[Required task]: State how many lines contain the string "removal", and write nothing else.

Dataset records:
--------

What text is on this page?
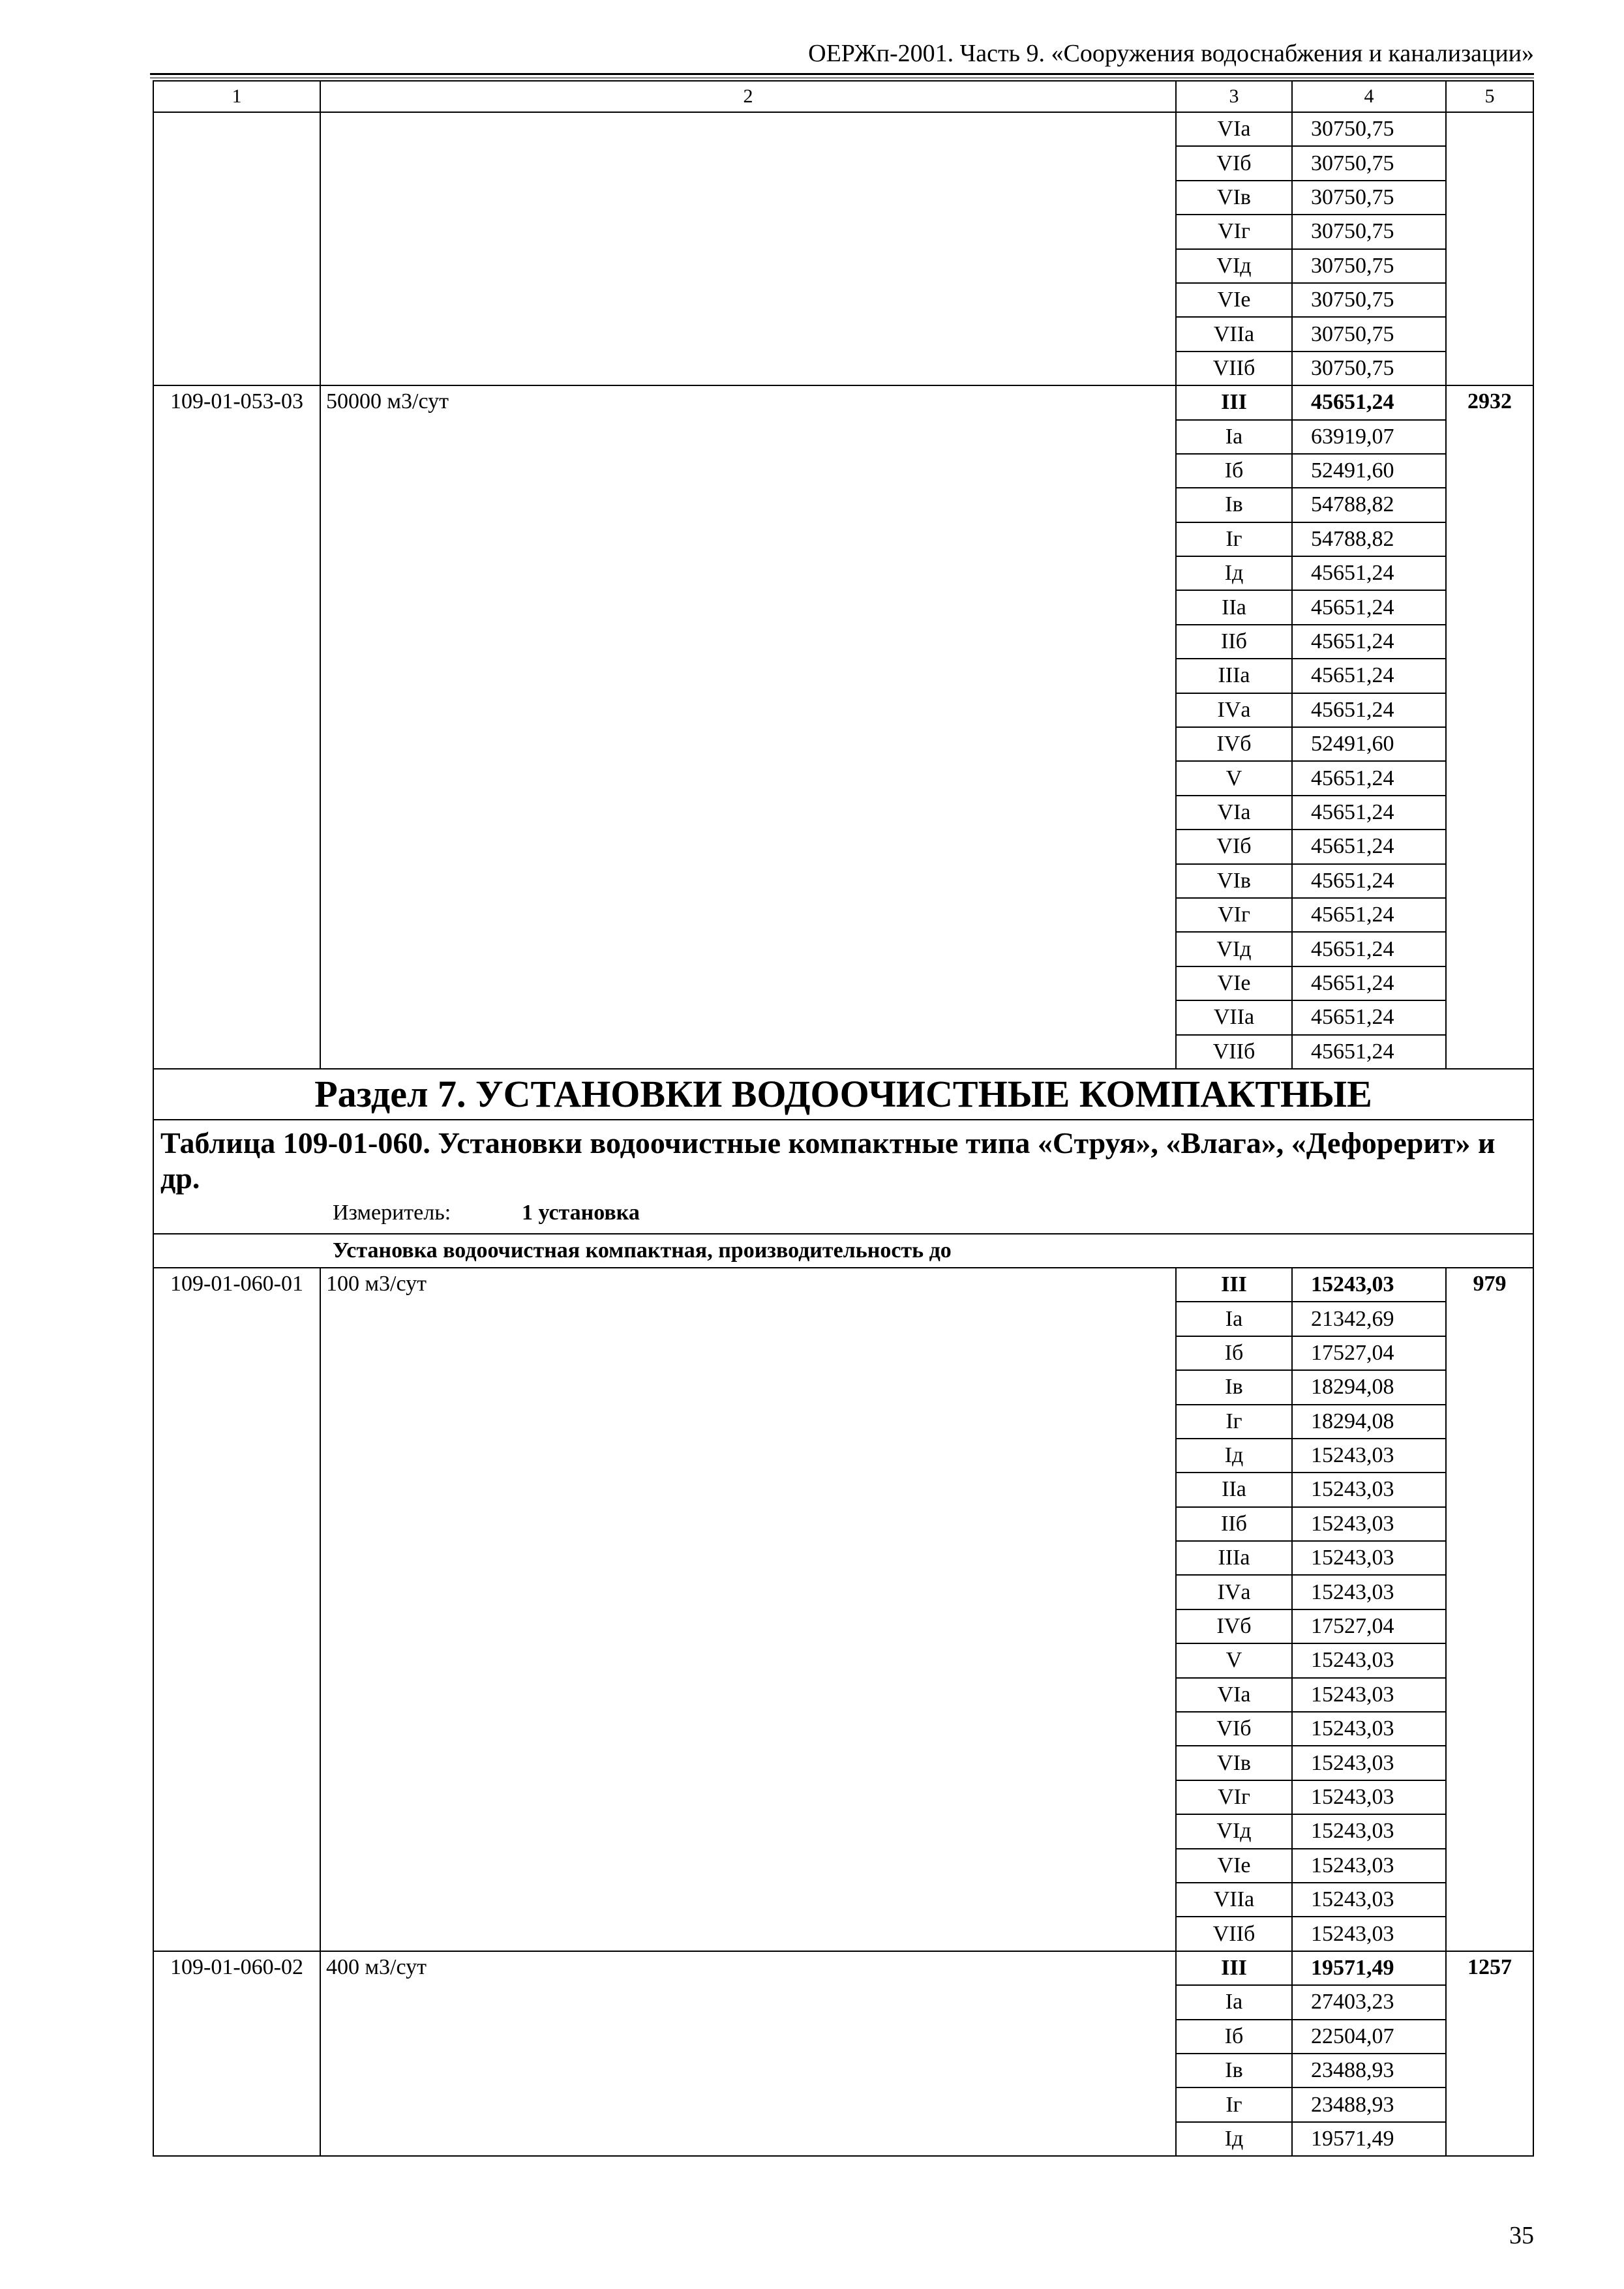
ОЕРЖп-2001. Часть 9. «Сооружения водоснабжения и канализации»
1	2	3	4	5
		VIа	30750,75	
		VIб	30750,75	
		VIв	30750,75	
		VIг	30750,75	
		VIд	30750,75	
		VIе	30750,75	
		VIIа	30750,75	
		VIIб	30750,75	
109-01-053-03	50000 м3/сут	III	45651,24	2932
		Iа	63919,07	
		Iб	52491,60	
		Iв	54788,82	
		Iг	54788,82	
		Iд	45651,24	
		IIа	45651,24	
		IIб	45651,24	
		IIIа	45651,24	
		IVа	45651,24	
		IVб	52491,60	
		V	45651,24	
		VIа	45651,24	
		VIб	45651,24	
		VIв	45651,24	
		VIг	45651,24	
		VIд	45651,24	
		VIе	45651,24	
		VIIа	45651,24	
		VIIб	45651,24	
Раздел 7. УСТАНОВКИ ВОДООЧИСТНЫЕ КОМПАКТНЫЕ				

Таблица 109-01-060. Установки водоочистные компактные типа «Струя», «Влага», «Дефорерит» и др.
Измеритель: 1 установка				

Установка водоочистная компактная, производительность до				
109-01-060-01	100 м3/сут	III	15243,03	979
		Iа	21342,69	
		Iб	17527,04	
		Iв	18294,08	
		Iг	18294,08	
		Iд	15243,03	
		IIа	15243,03	
		IIб	15243,03	
		IIIа	15243,03	
		IVа	15243,03	
		IVб	17527,04	
		V	15243,03	
		VIа	15243,03	
		VIб	15243,03	
		VIв	15243,03	
		VIг	15243,03	
		VIд	15243,03	
		VIе	15243,03	
		VIIа	15243,03	
		VIIб	15243,03	
109-01-060-02	400 м3/сут	III	19571,49	1257
		Iа	27403,23	
		Iб	22504,07	
		Iв	23488,93	
		Iг	23488,93	
		Iд	19571,49	
35
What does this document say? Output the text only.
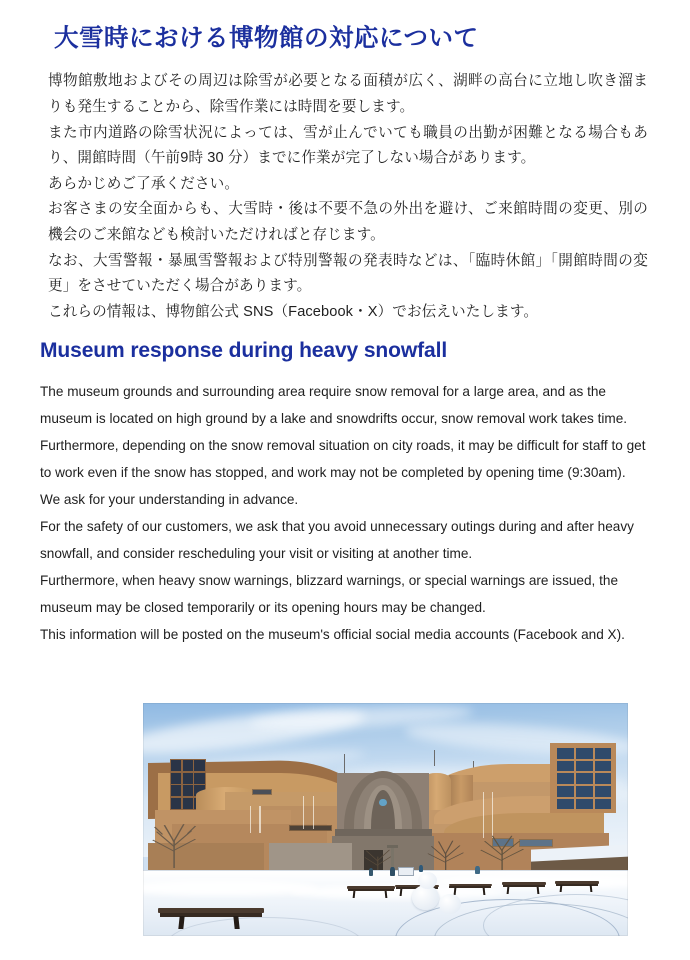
大雪時における博物館の対応について

博物館敷地およびその周辺は除雪が必要となる面積が広く、湖畔の高台に立地し吹き溜まりも発生することから、除雪作業には時間を要します。

また市内道路の除雪状況によっては、雪が止んでいても職員の出勤が困難となる場合もあり、開館時間（午前9時 30 分）までに作業が完了しない場合があります。

あらかじめご了承ください。

お客さまの安全面からも、大雪時・後は不要不急の外出を避け、ご来館時間の変更、別の機会のご来館なども検討いただければと存じます。

なお、大雪警報・暴風雪警報および特別警報の発表時などは、「臨時休館」「開館時間の変更」をさせていただく場合があります。

これらの情報は、博物館公式 SNS（Facebook・X）でお伝えいたします。

Museum response during heavy snowfall

The museum grounds and surrounding area require snow removal for a large area, and as the museum is located on high ground by a lake and snowdrifts occur, snow removal work takes time.

Furthermore, depending on the snow removal situation on city roads, it may be difficult for staff to get to work even if the snow has stopped, and work may not be completed by opening time (9:30am).

We ask for your understanding in advance.

For the safety of our customers, we ask that you avoid unnecessary outings during and after heavy snowfall, and consider rescheduling your visit or visiting at another time.

Furthermore, when heavy snow warnings, blizzard warnings, or special warnings are issued, the museum may be closed temporarily or its opening hours may be changed.

This information will be posted on the museum's official social media accounts (Facebook and X).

--------

[Answer in full]: 2